_Provided records_
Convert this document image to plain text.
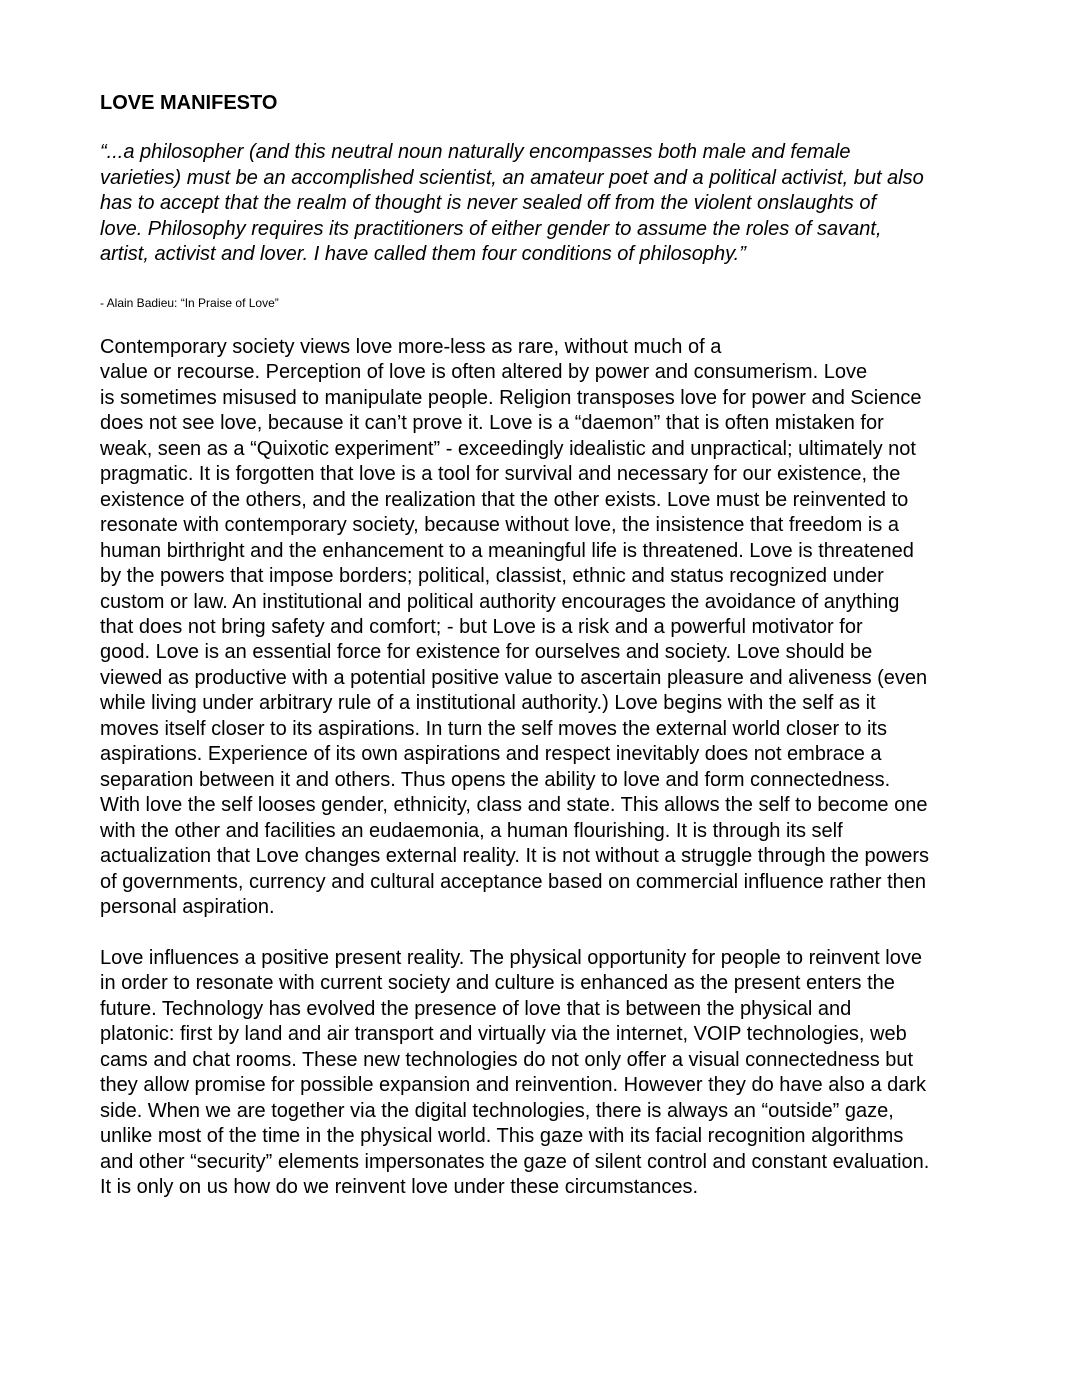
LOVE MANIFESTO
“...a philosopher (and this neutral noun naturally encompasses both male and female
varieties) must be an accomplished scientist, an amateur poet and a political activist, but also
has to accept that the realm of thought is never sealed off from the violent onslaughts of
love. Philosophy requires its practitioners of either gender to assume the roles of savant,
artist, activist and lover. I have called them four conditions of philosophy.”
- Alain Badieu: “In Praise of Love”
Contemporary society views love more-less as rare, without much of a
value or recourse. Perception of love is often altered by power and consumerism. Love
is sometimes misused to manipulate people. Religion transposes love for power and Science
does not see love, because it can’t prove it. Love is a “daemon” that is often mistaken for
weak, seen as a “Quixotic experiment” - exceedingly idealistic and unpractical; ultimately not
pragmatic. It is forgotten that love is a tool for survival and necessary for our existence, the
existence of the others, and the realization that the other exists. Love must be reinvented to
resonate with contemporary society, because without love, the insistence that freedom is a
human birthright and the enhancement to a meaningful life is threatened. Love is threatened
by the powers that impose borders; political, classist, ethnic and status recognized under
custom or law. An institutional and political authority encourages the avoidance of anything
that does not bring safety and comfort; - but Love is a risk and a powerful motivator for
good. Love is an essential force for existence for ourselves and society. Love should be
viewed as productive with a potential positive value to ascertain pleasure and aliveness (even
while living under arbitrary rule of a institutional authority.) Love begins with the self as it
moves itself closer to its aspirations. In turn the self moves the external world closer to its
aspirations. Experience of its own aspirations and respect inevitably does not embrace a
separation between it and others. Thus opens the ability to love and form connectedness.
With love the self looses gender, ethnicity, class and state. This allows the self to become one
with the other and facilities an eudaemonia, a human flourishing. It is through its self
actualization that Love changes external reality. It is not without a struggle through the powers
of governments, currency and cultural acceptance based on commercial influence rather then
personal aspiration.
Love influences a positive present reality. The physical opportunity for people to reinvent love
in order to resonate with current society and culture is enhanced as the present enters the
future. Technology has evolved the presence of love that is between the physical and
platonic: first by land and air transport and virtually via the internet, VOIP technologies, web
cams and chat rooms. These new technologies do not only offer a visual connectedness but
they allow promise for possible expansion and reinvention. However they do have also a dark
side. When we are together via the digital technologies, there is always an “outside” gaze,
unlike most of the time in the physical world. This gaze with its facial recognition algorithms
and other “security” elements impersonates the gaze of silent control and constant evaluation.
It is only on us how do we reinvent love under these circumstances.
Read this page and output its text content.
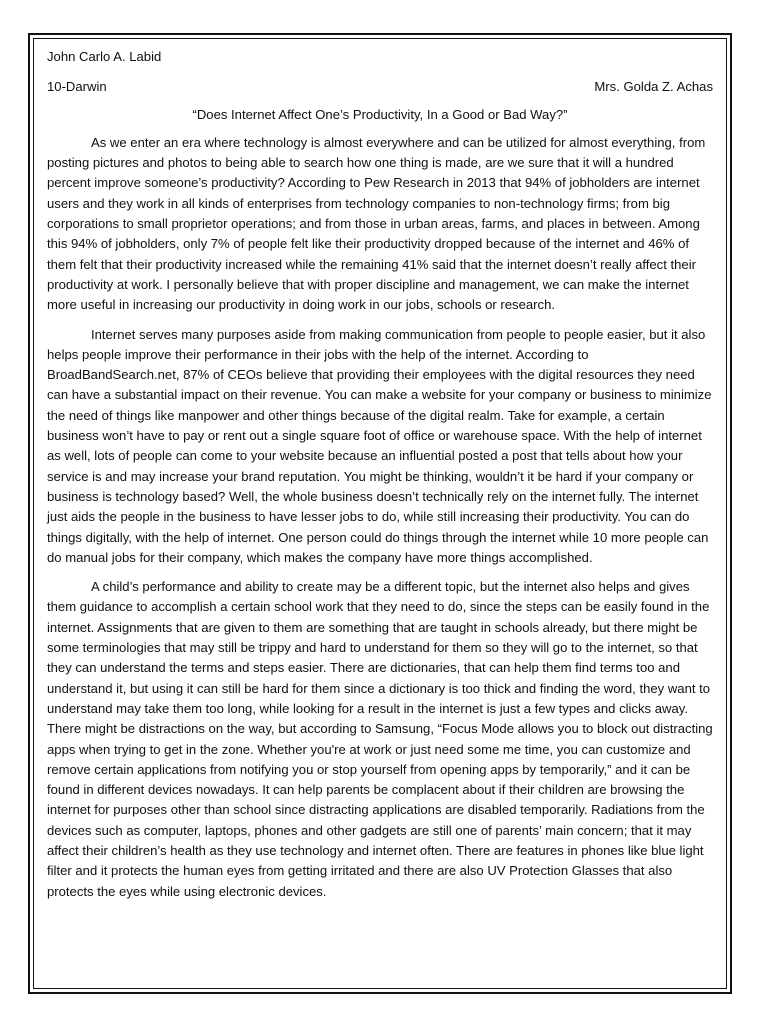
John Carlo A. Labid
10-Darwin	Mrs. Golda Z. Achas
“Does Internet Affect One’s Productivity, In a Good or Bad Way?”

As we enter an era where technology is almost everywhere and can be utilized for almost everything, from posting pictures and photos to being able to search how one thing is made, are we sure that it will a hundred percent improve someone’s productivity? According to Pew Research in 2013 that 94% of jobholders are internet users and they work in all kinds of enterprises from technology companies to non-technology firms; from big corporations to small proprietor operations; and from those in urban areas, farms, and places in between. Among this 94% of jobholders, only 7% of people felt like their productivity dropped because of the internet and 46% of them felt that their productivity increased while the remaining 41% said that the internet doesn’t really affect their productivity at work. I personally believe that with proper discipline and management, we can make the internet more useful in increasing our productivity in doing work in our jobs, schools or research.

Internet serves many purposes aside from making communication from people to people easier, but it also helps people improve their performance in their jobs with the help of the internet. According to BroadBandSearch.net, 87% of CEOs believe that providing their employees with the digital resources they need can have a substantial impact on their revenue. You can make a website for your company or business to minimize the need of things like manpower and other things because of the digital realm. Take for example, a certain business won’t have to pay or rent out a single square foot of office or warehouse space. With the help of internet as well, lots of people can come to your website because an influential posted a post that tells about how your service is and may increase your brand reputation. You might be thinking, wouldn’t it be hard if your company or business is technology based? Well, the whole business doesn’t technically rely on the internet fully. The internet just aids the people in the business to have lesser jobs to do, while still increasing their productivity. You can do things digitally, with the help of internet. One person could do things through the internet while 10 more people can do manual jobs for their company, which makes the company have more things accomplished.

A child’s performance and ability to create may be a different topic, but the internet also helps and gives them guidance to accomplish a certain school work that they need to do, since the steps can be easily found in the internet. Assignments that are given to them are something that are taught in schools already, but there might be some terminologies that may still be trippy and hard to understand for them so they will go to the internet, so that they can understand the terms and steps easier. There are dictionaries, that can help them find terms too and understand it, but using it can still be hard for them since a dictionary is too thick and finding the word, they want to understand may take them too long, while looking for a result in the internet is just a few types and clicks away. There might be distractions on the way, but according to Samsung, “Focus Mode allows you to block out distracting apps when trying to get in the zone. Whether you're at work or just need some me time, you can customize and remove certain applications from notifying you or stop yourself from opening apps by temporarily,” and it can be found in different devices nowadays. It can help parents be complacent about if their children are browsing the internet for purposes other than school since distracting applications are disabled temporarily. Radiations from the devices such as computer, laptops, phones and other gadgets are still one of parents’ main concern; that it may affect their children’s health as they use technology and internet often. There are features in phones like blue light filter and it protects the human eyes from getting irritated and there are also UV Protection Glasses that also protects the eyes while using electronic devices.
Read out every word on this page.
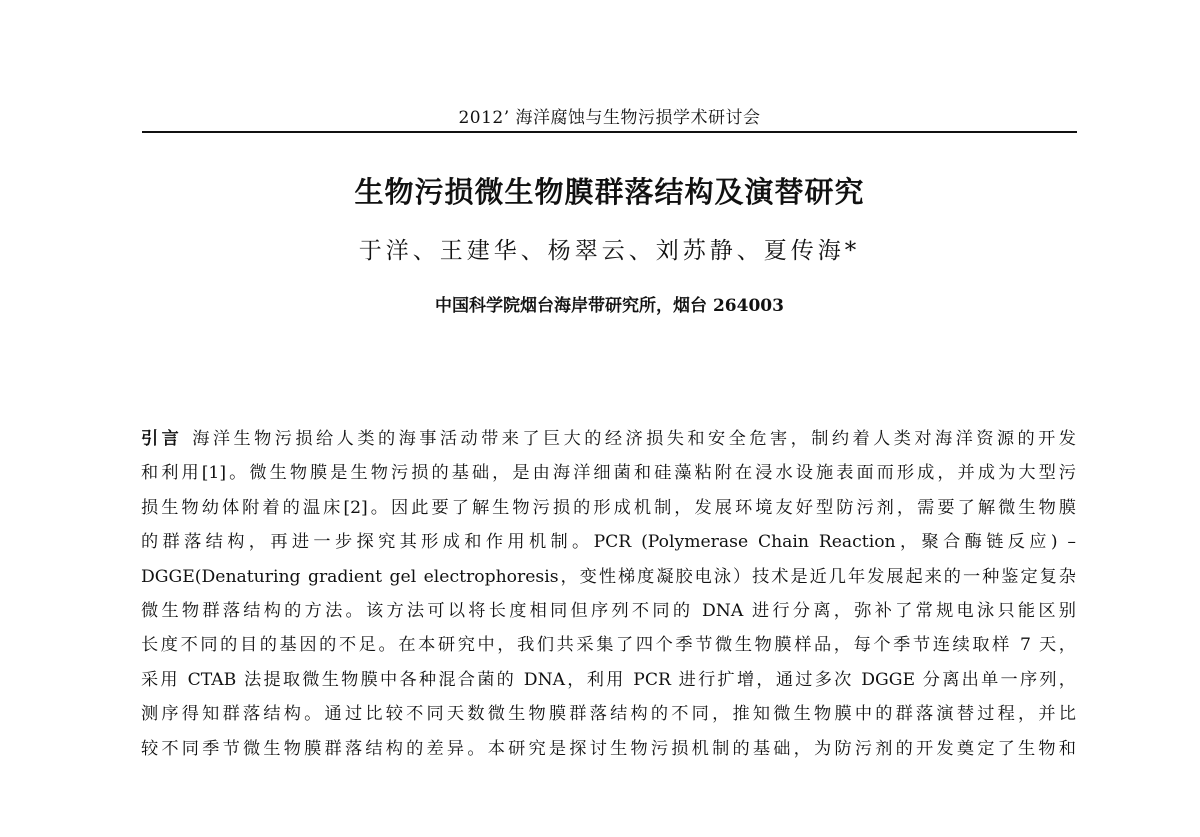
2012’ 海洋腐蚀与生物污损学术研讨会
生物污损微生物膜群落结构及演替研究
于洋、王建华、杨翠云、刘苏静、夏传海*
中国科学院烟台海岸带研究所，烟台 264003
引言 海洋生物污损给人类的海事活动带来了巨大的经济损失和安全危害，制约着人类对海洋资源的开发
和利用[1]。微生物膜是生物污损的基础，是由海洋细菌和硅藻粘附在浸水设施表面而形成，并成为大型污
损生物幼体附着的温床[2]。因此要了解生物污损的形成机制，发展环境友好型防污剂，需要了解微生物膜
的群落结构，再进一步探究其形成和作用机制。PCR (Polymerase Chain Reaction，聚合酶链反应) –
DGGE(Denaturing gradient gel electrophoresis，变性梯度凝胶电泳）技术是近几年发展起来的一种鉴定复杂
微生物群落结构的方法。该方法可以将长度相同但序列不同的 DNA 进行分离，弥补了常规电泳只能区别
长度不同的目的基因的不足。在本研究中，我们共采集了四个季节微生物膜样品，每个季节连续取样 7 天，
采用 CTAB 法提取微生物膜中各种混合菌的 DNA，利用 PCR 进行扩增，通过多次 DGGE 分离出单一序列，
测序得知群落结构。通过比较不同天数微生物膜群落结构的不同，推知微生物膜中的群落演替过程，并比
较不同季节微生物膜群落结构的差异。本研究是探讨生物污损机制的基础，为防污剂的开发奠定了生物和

_Exercise goal_
All lines above with "others" in them should be returned.

_Result of this exercise_
existence of the others, and the realization that the other exists. Love must be reinvented to
separation between it and others. Thus opens the ability to love and form connectedness.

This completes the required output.